● Work item
This task is to restate all of the entries exactly.

::::::::

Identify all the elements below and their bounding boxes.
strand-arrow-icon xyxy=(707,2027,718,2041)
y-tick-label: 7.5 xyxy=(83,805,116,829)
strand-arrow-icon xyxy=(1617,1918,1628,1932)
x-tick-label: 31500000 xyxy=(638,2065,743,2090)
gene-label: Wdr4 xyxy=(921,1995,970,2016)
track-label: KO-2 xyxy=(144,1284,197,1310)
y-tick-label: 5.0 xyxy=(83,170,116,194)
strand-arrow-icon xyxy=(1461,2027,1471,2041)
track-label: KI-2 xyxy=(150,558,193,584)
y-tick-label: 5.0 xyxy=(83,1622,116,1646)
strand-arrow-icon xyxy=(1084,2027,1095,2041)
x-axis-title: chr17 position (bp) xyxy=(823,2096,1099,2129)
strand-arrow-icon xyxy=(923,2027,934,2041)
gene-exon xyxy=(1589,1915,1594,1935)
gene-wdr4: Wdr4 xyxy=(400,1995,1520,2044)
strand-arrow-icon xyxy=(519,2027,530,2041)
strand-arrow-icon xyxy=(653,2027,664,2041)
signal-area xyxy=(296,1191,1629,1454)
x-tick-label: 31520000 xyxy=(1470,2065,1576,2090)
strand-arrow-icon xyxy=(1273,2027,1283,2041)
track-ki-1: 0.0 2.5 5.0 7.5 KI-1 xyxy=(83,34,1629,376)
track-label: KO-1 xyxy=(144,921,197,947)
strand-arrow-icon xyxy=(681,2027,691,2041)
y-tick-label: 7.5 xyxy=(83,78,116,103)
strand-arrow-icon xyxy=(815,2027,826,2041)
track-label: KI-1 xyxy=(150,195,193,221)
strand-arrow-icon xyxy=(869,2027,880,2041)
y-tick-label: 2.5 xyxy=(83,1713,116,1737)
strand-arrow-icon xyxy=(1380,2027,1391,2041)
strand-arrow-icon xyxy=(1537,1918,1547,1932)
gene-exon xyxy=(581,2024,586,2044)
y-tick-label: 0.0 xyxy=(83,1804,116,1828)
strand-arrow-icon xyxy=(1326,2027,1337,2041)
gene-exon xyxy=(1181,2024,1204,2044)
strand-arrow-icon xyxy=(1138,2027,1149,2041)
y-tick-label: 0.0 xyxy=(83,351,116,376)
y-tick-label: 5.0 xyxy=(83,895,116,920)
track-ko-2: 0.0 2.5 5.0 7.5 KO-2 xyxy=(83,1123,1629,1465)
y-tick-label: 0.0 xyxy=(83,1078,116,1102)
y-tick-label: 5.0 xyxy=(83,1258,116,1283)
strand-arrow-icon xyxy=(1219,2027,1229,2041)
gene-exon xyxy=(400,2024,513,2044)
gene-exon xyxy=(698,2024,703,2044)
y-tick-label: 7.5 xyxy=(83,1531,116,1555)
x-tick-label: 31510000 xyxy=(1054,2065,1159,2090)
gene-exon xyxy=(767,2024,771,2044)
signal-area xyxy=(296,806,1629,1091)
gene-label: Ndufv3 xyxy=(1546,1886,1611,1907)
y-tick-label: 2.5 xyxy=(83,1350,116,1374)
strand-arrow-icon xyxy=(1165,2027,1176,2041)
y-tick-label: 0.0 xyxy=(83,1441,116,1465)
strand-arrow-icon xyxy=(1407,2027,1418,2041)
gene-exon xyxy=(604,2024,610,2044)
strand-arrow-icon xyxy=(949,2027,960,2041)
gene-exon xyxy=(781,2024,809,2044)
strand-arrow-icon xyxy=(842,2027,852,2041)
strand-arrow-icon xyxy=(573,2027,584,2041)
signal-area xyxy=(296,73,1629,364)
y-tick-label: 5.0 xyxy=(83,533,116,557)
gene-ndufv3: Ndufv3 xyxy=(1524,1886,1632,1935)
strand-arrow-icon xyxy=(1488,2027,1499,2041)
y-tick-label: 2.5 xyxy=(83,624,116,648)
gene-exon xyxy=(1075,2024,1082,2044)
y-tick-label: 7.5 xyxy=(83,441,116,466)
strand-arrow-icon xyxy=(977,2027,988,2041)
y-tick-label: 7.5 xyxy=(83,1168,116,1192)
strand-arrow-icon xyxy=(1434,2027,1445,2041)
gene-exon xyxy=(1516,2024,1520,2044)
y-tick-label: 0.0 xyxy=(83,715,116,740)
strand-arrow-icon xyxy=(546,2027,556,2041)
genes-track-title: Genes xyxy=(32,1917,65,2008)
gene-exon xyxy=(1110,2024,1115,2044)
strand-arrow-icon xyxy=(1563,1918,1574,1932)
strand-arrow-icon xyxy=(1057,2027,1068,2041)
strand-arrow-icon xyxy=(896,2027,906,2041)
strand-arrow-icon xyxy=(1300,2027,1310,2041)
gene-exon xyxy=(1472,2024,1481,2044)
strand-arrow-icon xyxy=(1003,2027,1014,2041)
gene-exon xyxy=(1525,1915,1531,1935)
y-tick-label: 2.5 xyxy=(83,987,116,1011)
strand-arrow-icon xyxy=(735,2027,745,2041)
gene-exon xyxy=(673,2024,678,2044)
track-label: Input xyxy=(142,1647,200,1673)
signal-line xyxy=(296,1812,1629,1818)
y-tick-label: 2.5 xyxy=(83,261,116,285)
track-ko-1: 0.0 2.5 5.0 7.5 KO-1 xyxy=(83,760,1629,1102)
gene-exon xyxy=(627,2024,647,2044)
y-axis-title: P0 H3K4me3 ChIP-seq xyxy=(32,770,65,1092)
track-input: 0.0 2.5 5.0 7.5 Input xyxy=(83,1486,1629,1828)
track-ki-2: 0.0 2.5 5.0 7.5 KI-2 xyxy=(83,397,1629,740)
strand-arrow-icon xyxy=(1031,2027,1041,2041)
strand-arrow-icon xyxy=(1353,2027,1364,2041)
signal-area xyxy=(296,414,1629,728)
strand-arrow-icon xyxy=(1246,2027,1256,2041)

::::::::

● Reply
Identify all the elements below and their bounding boxes.
strand-arrow-icon xyxy=(707,2027,718,2041)
y-tick-label: 7.5 xyxy=(83,805,116,829)
strand-arrow-icon xyxy=(1617,1918,1628,1932)
x-tick-label: 31500000 xyxy=(638,2065,743,2090)
gene-label: Wdr4 xyxy=(921,1995,970,2016)
track-label: KO-2 xyxy=(144,1284,197,1310)
y-tick-label: 5.0 xyxy=(83,170,116,194)
strand-arrow-icon xyxy=(1461,2027,1471,2041)
track-label: KI-2 xyxy=(150,558,193,584)
y-tick-label: 5.0 xyxy=(83,1622,116,1646)
strand-arrow-icon xyxy=(1084,2027,1095,2041)
x-axis-title: chr17 position (bp) xyxy=(823,2096,1099,2129)
strand-arrow-icon xyxy=(923,2027,934,2041)
gene-exon xyxy=(1589,1915,1594,1935)
gene-wdr4: Wdr4 xyxy=(400,1995,1520,2044)
strand-arrow-icon xyxy=(519,2027,530,2041)
strand-arrow-icon xyxy=(653,2027,664,2041)
signal-area xyxy=(296,1191,1629,1454)
x-tick-label: 31520000 xyxy=(1470,2065,1576,2090)
strand-arrow-icon xyxy=(1273,2027,1283,2041)
track-ki-1: 0.0 2.5 5.0 7.5 KI-1 xyxy=(83,34,1629,376)
track-label: KO-1 xyxy=(144,921,197,947)
strand-arrow-icon xyxy=(681,2027,691,2041)
y-tick-label: 7.5 xyxy=(83,78,116,103)
strand-arrow-icon xyxy=(815,2027,826,2041)
track-label: KI-1 xyxy=(150,195,193,221)
strand-arrow-icon xyxy=(869,2027,880,2041)
y-tick-label: 2.5 xyxy=(83,1713,116,1737)
strand-arrow-icon xyxy=(1380,2027,1391,2041)
strand-arrow-icon xyxy=(1537,1918,1547,1932)
gene-exon xyxy=(581,2024,586,2044)
y-tick-label: 0.0 xyxy=(83,1804,116,1828)
strand-arrow-icon xyxy=(1326,2027,1337,2041)
gene-exon xyxy=(1181,2024,1204,2044)
strand-arrow-icon xyxy=(1138,2027,1149,2041)
y-tick-label: 0.0 xyxy=(83,351,116,376)
y-tick-label: 5.0 xyxy=(83,895,116,920)
track-ko-2: 0.0 2.5 5.0 7.5 KO-2 xyxy=(83,1123,1629,1465)
y-tick-label: 0.0 xyxy=(83,1078,116,1102)
y-tick-label: 5.0 xyxy=(83,1258,116,1283)
strand-arrow-icon xyxy=(1219,2027,1229,2041)
gene-exon xyxy=(400,2024,513,2044)
gene-exon xyxy=(698,2024,703,2044)
y-tick-label: 7.5 xyxy=(83,1531,116,1555)
x-tick-label: 31510000 xyxy=(1054,2065,1159,2090)
gene-exon xyxy=(767,2024,771,2044)
signal-area xyxy=(296,806,1629,1091)
gene-label: Ndufv3 xyxy=(1546,1886,1611,1907)
y-tick-label: 2.5 xyxy=(83,1350,116,1374)
strand-arrow-icon xyxy=(1165,2027,1176,2041)
y-tick-label: 0.0 xyxy=(83,1441,116,1465)
strand-arrow-icon xyxy=(1407,2027,1418,2041)
gene-exon xyxy=(604,2024,610,2044)
strand-arrow-icon xyxy=(949,2027,960,2041)
gene-exon xyxy=(781,2024,809,2044)
strand-arrow-icon xyxy=(842,2027,852,2041)
strand-arrow-icon xyxy=(573,2027,584,2041)
signal-area xyxy=(296,73,1629,364)
y-tick-label: 5.0 xyxy=(83,533,116,557)
gene-ndufv3: Ndufv3 xyxy=(1524,1886,1632,1935)
strand-arrow-icon xyxy=(1488,2027,1499,2041)
y-tick-label: 2.5 xyxy=(83,624,116,648)
gene-exon xyxy=(1075,2024,1082,2044)
y-tick-label: 7.5 xyxy=(83,441,116,466)
strand-arrow-icon xyxy=(977,2027,988,2041)
y-tick-label: 7.5 xyxy=(83,1168,116,1192)
strand-arrow-icon xyxy=(1434,2027,1445,2041)
gene-exon xyxy=(1516,2024,1520,2044)
y-tick-label: 0.0 xyxy=(83,715,116,740)
strand-arrow-icon xyxy=(546,2027,556,2041)
genes-track-title: Genes xyxy=(32,1917,65,2008)
gene-exon xyxy=(1110,2024,1115,2044)
strand-arrow-icon xyxy=(1563,1918,1574,1932)
strand-arrow-icon xyxy=(1057,2027,1068,2041)
strand-arrow-icon xyxy=(896,2027,906,2041)
strand-arrow-icon xyxy=(1300,2027,1310,2041)
gene-exon xyxy=(1472,2024,1481,2044)
strand-arrow-icon xyxy=(1003,2027,1014,2041)
gene-exon xyxy=(1525,1915,1531,1935)
y-tick-label: 2.5 xyxy=(83,987,116,1011)
strand-arrow-icon xyxy=(735,2027,745,2041)
gene-exon xyxy=(673,2024,678,2044)
track-label: Input xyxy=(142,1647,200,1673)
signal-line xyxy=(296,1812,1629,1818)
y-tick-label: 2.5 xyxy=(83,261,116,285)
track-ko-1: 0.0 2.5 5.0 7.5 KO-1 xyxy=(83,760,1629,1102)
gene-exon xyxy=(627,2024,647,2044)
y-axis-title: P0 H3K4me3 ChIP-seq xyxy=(32,770,65,1092)
track-input: 0.0 2.5 5.0 7.5 Input xyxy=(83,1486,1629,1828)
track-ki-2: 0.0 2.5 5.0 7.5 KI-2 xyxy=(83,397,1629,740)
strand-arrow-icon xyxy=(1031,2027,1041,2041)
strand-arrow-icon xyxy=(1353,2027,1364,2041)
signal-area xyxy=(296,414,1629,728)
strand-arrow-icon xyxy=(1246,2027,1256,2041)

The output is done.